Recorded data:
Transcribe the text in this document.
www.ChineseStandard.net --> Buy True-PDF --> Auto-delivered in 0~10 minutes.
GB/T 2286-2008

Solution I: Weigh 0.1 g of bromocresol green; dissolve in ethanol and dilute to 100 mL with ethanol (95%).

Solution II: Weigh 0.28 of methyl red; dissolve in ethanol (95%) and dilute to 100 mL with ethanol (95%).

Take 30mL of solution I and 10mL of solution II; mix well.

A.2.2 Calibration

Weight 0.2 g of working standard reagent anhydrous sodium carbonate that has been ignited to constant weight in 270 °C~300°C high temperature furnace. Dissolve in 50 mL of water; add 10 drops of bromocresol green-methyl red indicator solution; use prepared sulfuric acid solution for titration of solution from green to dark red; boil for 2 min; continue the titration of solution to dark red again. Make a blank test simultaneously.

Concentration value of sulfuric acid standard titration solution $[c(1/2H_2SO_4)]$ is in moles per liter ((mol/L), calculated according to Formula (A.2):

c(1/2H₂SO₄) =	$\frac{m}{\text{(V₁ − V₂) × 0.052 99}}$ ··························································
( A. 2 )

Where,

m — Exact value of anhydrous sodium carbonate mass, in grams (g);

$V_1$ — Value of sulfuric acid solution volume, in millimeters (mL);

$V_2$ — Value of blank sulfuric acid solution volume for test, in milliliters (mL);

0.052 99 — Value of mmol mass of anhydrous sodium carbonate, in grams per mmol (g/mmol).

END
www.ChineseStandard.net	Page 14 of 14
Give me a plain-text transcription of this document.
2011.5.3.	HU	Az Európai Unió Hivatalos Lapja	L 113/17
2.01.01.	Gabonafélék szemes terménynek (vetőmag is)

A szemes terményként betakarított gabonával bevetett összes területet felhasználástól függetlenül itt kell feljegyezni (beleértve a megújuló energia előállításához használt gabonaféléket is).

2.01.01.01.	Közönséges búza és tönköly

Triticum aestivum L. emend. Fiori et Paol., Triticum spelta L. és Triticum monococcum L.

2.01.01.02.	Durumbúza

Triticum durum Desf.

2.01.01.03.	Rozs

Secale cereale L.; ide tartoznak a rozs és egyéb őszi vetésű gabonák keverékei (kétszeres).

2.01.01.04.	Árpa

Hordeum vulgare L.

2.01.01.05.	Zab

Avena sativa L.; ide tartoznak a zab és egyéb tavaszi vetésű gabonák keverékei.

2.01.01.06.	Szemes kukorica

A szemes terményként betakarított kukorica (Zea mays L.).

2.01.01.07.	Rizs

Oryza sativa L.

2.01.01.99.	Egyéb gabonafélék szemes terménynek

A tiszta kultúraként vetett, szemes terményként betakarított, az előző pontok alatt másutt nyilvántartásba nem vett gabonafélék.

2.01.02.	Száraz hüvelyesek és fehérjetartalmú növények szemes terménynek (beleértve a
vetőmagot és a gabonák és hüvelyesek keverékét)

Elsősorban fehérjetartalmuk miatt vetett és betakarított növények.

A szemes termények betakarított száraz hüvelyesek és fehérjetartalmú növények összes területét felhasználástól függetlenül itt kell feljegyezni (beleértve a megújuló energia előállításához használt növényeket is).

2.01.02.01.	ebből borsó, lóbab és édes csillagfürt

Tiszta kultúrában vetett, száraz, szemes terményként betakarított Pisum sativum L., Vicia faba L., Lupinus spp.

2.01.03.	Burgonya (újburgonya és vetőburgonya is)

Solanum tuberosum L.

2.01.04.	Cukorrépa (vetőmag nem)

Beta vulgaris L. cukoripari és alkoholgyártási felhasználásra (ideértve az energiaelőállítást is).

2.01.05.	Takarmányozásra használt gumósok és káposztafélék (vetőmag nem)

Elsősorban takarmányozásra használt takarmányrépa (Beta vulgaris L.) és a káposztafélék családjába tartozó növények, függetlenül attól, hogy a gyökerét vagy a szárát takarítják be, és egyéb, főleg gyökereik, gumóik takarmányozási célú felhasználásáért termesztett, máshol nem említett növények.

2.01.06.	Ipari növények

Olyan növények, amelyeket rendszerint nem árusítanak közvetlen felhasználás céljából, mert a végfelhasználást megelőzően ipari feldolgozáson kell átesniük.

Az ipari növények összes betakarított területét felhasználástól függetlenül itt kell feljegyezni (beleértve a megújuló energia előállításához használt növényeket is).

PROBLEM STATEMENT:
Your task is to repeat the data exactly, with nothing left out.

TASK RESULT:
Transcribe the text in this document.
www.ChineseStandard.net --> Buy True-PDF --> Auto-delivered in 0~10 minutes.
GB/T 2286-2008

Solution I: Weigh 0.1 g of bromocresol green; dissolve in ethanol and dilute to 100 mL with ethanol (95%).

Solution II: Weigh 0.28 of methyl red; dissolve in ethanol (95%) and dilute to 100 mL with ethanol (95%).

Take 30mL of solution I and 10mL of solution II; mix well.

A.2.2 Calibration

Weight 0.2 g of working standard reagent anhydrous sodium carbonate that has been ignited to constant weight in 270 °C~300°C high temperature furnace. Dissolve in 50 mL of water; add 10 drops of bromocresol green-methyl red indicator solution; use prepared sulfuric acid solution for titration of solution from green to dark red; boil for 2 min; continue the titration of solution to dark red again. Make a blank test simultaneously.

Concentration value of sulfuric acid standard titration solution $[c(1/2H_2SO_4)]$ is in moles per liter ((mol/L), calculated according to Formula (A.2):

c(1/2H₂SO₄) =	$\frac{m}{\text{(V₁ − V₂) × 0.052 99}}$ ··························································
( A. 2 )

Where,

m — Exact value of anhydrous sodium carbonate mass, in grams (g);

$V_1$ — Value of sulfuric acid solution volume, in millimeters (mL);

$V_2$ — Value of blank sulfuric acid solution volume for test, in milliliters (mL);

0.052 99 — Value of mmol mass of anhydrous sodium carbonate, in grams per mmol (g/mmol).

END
www.ChineseStandard.net	Page 14 of 14
Give me a plain-text transcription of this document.
2011.5.3.	HU	Az Európai Unió Hivatalos Lapja	L 113/17
2.01.01.	Gabonafélék szemes terménynek (vetőmag is)

A szemes terményként betakarított gabonával bevetett összes területet felhasználástól függetlenül itt kell feljegyezni (beleértve a megújuló energia előállításához használt gabonaféléket is).

2.01.01.01.	Közönséges búza és tönköly

Triticum aestivum L. emend. Fiori et Paol., Triticum spelta L. és Triticum monococcum L.

2.01.01.02.	Durumbúza

Triticum durum Desf.

2.01.01.03.	Rozs

Secale cereale L.; ide tartoznak a rozs és egyéb őszi vetésű gabonák keverékei (kétszeres).

2.01.01.04.	Árpa

Hordeum vulgare L.

2.01.01.05.	Zab

Avena sativa L.; ide tartoznak a zab és egyéb tavaszi vetésű gabonák keverékei.

2.01.01.06.	Szemes kukorica

A szemes terményként betakarított kukorica (Zea mays L.).

2.01.01.07.	Rizs

Oryza sativa L.

2.01.01.99.	Egyéb gabonafélék szemes terménynek

A tiszta kultúraként vetett, szemes terményként betakarított, az előző pontok alatt másutt nyilvántartásba nem vett gabonafélék.

2.01.02.	Száraz hüvelyesek és fehérjetartalmú növények szemes terménynek (beleértve a
vetőmagot és a gabonák és hüvelyesek keverékét)

Elsősorban fehérjetartalmuk miatt vetett és betakarított növények.

A szemes termények betakarított száraz hüvelyesek és fehérjetartalmú növények összes területét felhasználástól függetlenül itt kell feljegyezni (beleértve a megújuló energia előállításához használt növényeket is).

2.01.02.01.	ebből borsó, lóbab és édes csillagfürt

Tiszta kultúrában vetett, száraz, szemes terményként betakarított Pisum sativum L., Vicia faba L., Lupinus spp.

2.01.03.	Burgonya (újburgonya és vetőburgonya is)

Solanum tuberosum L.

2.01.04.	Cukorrépa (vetőmag nem)

Beta vulgaris L. cukoripari és alkoholgyártási felhasználásra (ideértve az energiaelőállítást is).

2.01.05.	Takarmányozásra használt gumósok és káposztafélék (vetőmag nem)

Elsősorban takarmányozásra használt takarmányrépa (Beta vulgaris L.) és a káposztafélék családjába tartozó növények, függetlenül attól, hogy a gyökerét vagy a szárát takarítják be, és egyéb, főleg gyökereik, gumóik takarmányozási célú felhasználásáért termesztett, máshol nem említett növények.

2.01.06.	Ipari növények

Olyan növények, amelyeket rendszerint nem árusítanak közvetlen felhasználás céljából, mert a végfelhasználást megelőzően ipari feldolgozáson kell átesniük.

Az ipari növények összes betakarított területét felhasználástól függetlenül itt kell feljegyezni (beleértve a megújuló energia előállításához használt növényeket is).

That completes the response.